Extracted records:
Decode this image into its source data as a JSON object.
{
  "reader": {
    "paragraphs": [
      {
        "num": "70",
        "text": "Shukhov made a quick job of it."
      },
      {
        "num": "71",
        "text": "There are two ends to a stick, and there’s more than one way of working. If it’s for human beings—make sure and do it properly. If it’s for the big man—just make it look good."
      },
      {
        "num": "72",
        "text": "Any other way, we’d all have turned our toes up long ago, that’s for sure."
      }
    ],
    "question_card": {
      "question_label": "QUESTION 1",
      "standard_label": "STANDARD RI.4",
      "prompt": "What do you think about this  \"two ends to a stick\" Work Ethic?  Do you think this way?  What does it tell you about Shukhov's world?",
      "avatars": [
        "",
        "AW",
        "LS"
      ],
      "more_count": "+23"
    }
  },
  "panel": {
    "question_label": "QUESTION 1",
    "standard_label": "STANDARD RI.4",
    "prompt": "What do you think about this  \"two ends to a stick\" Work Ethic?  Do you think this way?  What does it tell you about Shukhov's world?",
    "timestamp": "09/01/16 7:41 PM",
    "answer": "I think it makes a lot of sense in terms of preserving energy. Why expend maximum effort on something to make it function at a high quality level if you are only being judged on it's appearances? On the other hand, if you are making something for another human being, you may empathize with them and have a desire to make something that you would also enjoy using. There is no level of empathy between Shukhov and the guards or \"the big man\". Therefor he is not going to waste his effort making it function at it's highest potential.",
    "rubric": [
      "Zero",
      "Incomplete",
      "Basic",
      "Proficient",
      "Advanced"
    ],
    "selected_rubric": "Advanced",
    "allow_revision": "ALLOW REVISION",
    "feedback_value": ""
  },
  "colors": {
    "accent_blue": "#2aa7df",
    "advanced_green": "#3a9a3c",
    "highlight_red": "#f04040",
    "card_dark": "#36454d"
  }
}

● Required work: All of the entries must be quoted exactly; please include each one.

● Exercise solution:
Decode this image into its source data as a JSON object.
{
  "reader": {
    "paragraphs": [
      {
        "num": "70",
        "text": "Shukhov made a quick job of it."
      },
      {
        "num": "71",
        "text": "There are two ends to a stick, and there’s more than one way of working. If it’s for human beings—make sure and do it properly. If it’s for the big man—just make it look good."
      },
      {
        "num": "72",
        "text": "Any other way, we’d all have turned our toes up long ago, that’s for sure."
      }
    ],
    "question_card": {
      "question_label": "QUESTION 1",
      "standard_label": "STANDARD RI.4",
      "prompt": "What do you think about this  \"two ends to a stick\" Work Ethic?  Do you think this way?  What does it tell you about Shukhov's world?",
      "avatars": [
        "",
        "AW",
        "LS"
      ],
      "more_count": "+23"
    }
  },
  "panel": {
    "question_label": "QUESTION 1",
    "standard_label": "STANDARD RI.4",
    "prompt": "What do you think about this  \"two ends to a stick\" Work Ethic?  Do you think this way?  What does it tell you about Shukhov's world?",
    "timestamp": "09/01/16 7:41 PM",
    "answer": "I think it makes a lot of sense in terms of preserving energy. Why expend maximum effort on something to make it function at a high quality level if you are only being judged on it's appearances? On the other hand, if you are making something for another human being, you may empathize with them and have a desire to make something that you would also enjoy using. There is no level of empathy between Shukhov and the guards or \"the big man\". Therefor he is not going to waste his effort making it function at it's highest potential.",
    "rubric": [
      "Zero",
      "Incomplete",
      "Basic",
      "Proficient",
      "Advanced"
    ],
    "selected_rubric": "Advanced",
    "allow_revision": "ALLOW REVISION",
    "feedback_value": ""
  },
  "colors": {
    "accent_blue": "#2aa7df",
    "advanced_green": "#3a9a3c",
    "highlight_red": "#f04040",
    "card_dark": "#36454d"
  }
}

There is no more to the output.